----- Selected extract -----

Alright, now what does it mean
to assign vows like this? Let me
tell you
this. It means more than you
folk will ever know because most
people
that I know anything about, they
know very little about
obedience. Oh in
a sense, yes, but you'll never
know what a little nun knows
about
obedience, I'll assure you that
one thing unless you lived in
the
convent. Alright, that
particular vow, when I signed it
in my own blood,
it done something to me because
after I signed those vows do you
realize
that I've signed away everything
that I have? My human rights. I
have
become a mechanical human being
now. I can't sit down until they
tell
me to. I don't dare to get up
until they tell me to. I can't
lie down
until they tell me to and
neither do I dare to get up. I
cannot eat
until they tell me to. And what
I see, I don't see. What I hear,
I don't
hear. What I fell, I don't feel.
I've become a mechanical human
being,
but you're not aware of that
until you have signed all these
vows. Then
you realize, "Here I am, a
mechanical human being." And of
course I
belonged to Rome now, I'll
assure you that right now.

----- Data extract -----

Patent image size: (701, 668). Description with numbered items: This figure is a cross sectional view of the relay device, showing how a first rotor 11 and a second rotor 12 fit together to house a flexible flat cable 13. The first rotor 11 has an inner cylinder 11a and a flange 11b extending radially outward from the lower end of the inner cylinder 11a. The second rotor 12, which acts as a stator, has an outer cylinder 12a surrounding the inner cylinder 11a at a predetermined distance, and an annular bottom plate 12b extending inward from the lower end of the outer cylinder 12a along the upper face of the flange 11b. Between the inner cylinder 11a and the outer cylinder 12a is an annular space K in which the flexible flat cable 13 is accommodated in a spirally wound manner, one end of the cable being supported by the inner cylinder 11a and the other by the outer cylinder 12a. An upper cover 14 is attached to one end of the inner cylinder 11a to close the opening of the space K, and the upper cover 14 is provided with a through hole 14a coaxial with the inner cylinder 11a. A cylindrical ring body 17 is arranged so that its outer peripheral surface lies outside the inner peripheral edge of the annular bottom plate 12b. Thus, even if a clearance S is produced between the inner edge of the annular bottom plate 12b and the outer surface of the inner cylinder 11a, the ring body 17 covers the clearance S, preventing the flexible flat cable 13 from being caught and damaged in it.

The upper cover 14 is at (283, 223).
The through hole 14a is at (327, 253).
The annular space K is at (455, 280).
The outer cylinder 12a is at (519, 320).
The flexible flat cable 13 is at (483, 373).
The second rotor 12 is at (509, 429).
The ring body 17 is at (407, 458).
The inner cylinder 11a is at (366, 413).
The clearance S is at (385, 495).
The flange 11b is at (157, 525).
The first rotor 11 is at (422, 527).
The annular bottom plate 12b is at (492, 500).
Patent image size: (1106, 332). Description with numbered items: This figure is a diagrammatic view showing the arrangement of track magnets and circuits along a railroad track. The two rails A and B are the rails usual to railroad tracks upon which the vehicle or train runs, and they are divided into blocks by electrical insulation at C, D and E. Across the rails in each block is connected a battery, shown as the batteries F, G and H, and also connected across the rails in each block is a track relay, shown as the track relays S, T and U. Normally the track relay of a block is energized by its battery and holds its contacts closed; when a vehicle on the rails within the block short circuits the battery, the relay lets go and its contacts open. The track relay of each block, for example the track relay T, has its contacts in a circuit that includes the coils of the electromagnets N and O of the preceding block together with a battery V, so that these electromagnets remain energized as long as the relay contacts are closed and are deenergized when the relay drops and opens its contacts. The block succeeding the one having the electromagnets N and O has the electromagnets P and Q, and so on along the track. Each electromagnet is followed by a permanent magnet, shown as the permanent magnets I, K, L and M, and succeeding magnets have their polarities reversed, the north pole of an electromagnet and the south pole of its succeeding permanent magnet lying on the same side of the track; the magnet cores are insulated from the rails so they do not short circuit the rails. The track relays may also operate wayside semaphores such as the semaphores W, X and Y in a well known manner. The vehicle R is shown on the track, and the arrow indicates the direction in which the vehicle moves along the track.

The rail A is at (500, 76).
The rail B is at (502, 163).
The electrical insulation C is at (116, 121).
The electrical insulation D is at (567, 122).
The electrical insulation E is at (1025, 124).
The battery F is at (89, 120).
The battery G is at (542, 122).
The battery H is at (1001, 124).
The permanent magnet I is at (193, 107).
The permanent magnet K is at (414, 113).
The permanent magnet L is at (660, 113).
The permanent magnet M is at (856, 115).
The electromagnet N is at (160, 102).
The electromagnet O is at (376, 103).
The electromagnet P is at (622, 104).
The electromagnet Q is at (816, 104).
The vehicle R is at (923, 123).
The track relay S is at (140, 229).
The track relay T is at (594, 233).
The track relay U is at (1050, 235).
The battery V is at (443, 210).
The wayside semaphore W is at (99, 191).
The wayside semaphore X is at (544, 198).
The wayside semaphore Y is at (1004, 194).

-----

What is asked:
a: From the passage on the vow of obedience, set down everything from "I've become a" down to "that right now.", copied without changes.
b: In one to three sentences, state why the passage on the vow of obedience says the audience will never know what a nun knows about obedience.
c: Write what comes next in the passage on the vow of obedience, beginning after its final sentence.

Task-by-task outputs:
a:
I've become a mechanical human
being,
but you're not aware of that
until you have signed all these
vows. Then
you realize, "Here I am, a
mechanical human being." And of
course I
belonged to Rome now, I'll
assure you that right now.

b: The speaker says that knowledge comes only from having lived in the convent. People who have not lived there will therefore never know it, even if they understand obedience in a general sense.

c:
Alright, after these particular
vows we become forgotten women
of the
convent. In just a short while
you'll understand what I'm
talking about.
Now immediately after I've taken
those vows then the mother
superior is
going to give me- take away from
me, my name and give me the name
of a
patron saint. And she teaches me
to believe that whatever happens
to me
in the convent I can pray to
that patron saint and she will
intercede
and get my prayers through to
God because I'm not holy enough
to stand
in the presence of God. It is no
wonder the dear little nuns can
never
get close enough to God. We've
always been taught that we'll
never be
holy enough to stand in his
presence and we always have to
go through
somebody else in order to get a
prayer through to God. And we
believe it
because we don't know any
better. And so now, all
identification of who
Charlotte was is going to be put
away. It'll be taken away from
me, and
if you would come into the
convent and call for my family
name, they'd
tell you there isn't such a
person there. I don't exist,
even though I'm
right there, because I'm writing
under another name.
Now the mother superior is going
to cut every bit of hair off of
my
head, and when she cuts it with
the scissors she puts the
clippers on
it. And I mean there's nothing
left. I don't have one speck of
hair
left on my head. And of course
if you could be a nun then you'd
understand the heavy headgear
that we have to wear- it'd be so
cumbersome to have hair and so
cumbersome to take care of it.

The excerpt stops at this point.